### Task statement
Write out all of the entries exactly as given.

>> Start Records provided

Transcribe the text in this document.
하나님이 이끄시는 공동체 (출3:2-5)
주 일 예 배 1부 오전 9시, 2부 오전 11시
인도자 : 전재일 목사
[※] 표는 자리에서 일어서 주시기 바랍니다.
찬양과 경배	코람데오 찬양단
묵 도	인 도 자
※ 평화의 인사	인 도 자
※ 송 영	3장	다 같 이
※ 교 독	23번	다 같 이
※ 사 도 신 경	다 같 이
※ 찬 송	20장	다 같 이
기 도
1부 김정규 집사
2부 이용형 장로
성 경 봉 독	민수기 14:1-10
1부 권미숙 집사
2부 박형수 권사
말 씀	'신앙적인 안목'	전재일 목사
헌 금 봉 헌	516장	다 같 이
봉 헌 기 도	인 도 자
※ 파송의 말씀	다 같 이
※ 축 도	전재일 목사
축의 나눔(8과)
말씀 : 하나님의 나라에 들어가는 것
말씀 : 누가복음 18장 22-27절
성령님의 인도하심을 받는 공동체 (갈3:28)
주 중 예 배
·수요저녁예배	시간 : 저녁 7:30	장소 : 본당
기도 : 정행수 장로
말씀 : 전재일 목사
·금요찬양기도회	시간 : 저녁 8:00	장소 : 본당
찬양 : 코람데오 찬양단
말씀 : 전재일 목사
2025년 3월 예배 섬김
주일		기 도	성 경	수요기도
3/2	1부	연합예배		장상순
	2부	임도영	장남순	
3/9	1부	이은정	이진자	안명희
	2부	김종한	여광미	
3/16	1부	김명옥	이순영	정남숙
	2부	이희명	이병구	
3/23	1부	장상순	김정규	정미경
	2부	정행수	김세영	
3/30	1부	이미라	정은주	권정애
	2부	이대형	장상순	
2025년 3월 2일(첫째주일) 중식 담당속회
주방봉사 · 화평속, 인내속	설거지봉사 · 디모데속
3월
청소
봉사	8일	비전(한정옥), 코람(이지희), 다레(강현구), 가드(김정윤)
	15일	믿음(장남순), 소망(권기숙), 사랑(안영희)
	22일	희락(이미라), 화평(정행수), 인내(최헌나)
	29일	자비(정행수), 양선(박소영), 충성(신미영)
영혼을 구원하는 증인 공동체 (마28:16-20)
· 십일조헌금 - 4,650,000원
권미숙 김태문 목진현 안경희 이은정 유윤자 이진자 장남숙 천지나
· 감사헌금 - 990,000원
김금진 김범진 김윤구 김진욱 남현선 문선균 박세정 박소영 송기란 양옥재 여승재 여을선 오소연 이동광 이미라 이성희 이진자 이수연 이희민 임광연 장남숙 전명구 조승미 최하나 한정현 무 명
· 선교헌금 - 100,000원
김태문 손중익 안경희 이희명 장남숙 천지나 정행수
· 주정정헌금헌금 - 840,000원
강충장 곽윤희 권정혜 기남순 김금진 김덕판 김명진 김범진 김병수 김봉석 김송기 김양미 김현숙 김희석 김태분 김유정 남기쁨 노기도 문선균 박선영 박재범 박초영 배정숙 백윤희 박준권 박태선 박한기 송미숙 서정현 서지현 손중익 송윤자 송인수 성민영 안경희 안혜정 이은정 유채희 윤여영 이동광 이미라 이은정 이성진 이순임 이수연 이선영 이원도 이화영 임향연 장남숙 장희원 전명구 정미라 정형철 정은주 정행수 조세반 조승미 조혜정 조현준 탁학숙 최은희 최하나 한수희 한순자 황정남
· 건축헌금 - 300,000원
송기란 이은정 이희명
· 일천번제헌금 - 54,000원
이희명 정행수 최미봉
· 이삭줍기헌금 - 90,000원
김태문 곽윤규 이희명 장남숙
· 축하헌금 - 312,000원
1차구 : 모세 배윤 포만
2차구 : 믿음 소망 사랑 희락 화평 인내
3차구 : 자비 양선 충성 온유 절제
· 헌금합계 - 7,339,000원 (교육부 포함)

>> End Records provided

### Exercise answer
Transcribe the text in this document.
하나님이 이끄시는 공동체 (출3:2-5)
주 일 예 배 1부 오전 9시, 2부 오전 11시
인도자 : 전재일 목사
[※] 표는 자리에서 일어서 주시기 바랍니다.
찬양과 경배	코람데오 찬양단
묵 도	인 도 자
※ 평화의 인사	인 도 자
※ 송 영	3장	다 같 이
※ 교 독	23번	다 같 이
※ 사 도 신 경	다 같 이
※ 찬 송	20장	다 같 이
기 도
1부 김정규 집사
2부 이용형 장로
성 경 봉 독	민수기 14:1-10
1부 권미숙 집사
2부 박형수 권사
말 씀	'신앙적인 안목'	전재일 목사
헌 금 봉 헌	516장	다 같 이
봉 헌 기 도	인 도 자
※ 파송의 말씀	다 같 이
※ 축 도	전재일 목사
축의 나눔(8과)
말씀 : 하나님의 나라에 들어가는 것
말씀 : 누가복음 18장 22-27절
성령님의 인도하심을 받는 공동체 (갈3:28)
주 중 예 배
·수요저녁예배	시간 : 저녁 7:30	장소 : 본당
기도 : 정행수 장로
말씀 : 전재일 목사
·금요찬양기도회	시간 : 저녁 8:00	장소 : 본당
찬양 : 코람데오 찬양단
말씀 : 전재일 목사
2025년 3월 예배 섬김
주일		기 도	성 경	수요기도
3/2	1부	연합예배		장상순
	2부	임도영	장남순	
3/9	1부	이은정	이진자	안명희
	2부	김종한	여광미	
3/16	1부	김명옥	이순영	정남숙
	2부	이희명	이병구	
3/23	1부	장상순	김정규	정미경
	2부	정행수	김세영	
3/30	1부	이미라	정은주	권정애
	2부	이대형	장상순	
2025년 3월 2일(첫째주일) 중식 담당속회
주방봉사 · 화평속, 인내속	설거지봉사 · 디모데속
3월
청소
봉사	8일	비전(한정옥), 코람(이지희), 다레(강현구), 가드(김정윤)
	15일	믿음(장남순), 소망(권기숙), 사랑(안영희)
	22일	희락(이미라), 화평(정행수), 인내(최헌나)
	29일	자비(정행수), 양선(박소영), 충성(신미영)
영혼을 구원하는 증인 공동체 (마28:16-20)
· 십일조헌금 - 4,650,000원
권미숙 김태문 목진현 안경희 이은정 유윤자 이진자 장남숙 천지나
· 감사헌금 - 990,000원
김금진 김범진 김윤구 김진욱 남현선 문선균 박세정 박소영 송기란 양옥재 여승재 여을선 오소연 이동광 이미라 이성희 이진자 이수연 이희민 임광연 장남숙 전명구 조승미 최하나 한정현 무 명
· 선교헌금 - 100,000원
김태문 손중익 안경희 이희명 장남숙 천지나 정행수
· 주정정헌금헌금 - 840,000원
강충장 곽윤희 권정혜 기남순 김금진 김덕판 김명진 김범진 김병수 김봉석 김송기 김양미 김현숙 김희석 김태분 김유정 남기쁨 노기도 문선균 박선영 박재범 박초영 배정숙 백윤희 박준권 박태선 박한기 송미숙 서정현 서지현 손중익 송윤자 송인수 성민영 안경희 안혜정 이은정 유채희 윤여영 이동광 이미라 이은정 이성진 이순임 이수연 이선영 이원도 이화영 임향연 장남숙 장희원 전명구 정미라 정형철 정은주 정행수 조세반 조승미 조혜정 조현준 탁학숙 최은희 최하나 한수희 한순자 황정남
· 건축헌금 - 300,000원
송기란 이은정 이희명
· 일천번제헌금 - 54,000원
이희명 정행수 최미봉
· 이삭줍기헌금 - 90,000원
김태문 곽윤규 이희명 장남숙
· 축하헌금 - 312,000원
1차구 : 모세 배윤 포만
2차구 : 믿음 소망 사랑 희락 화평 인내
3차구 : 자비 양선 충성 온유 절제
· 헌금합계 - 7,339,000원 (교육부 포함)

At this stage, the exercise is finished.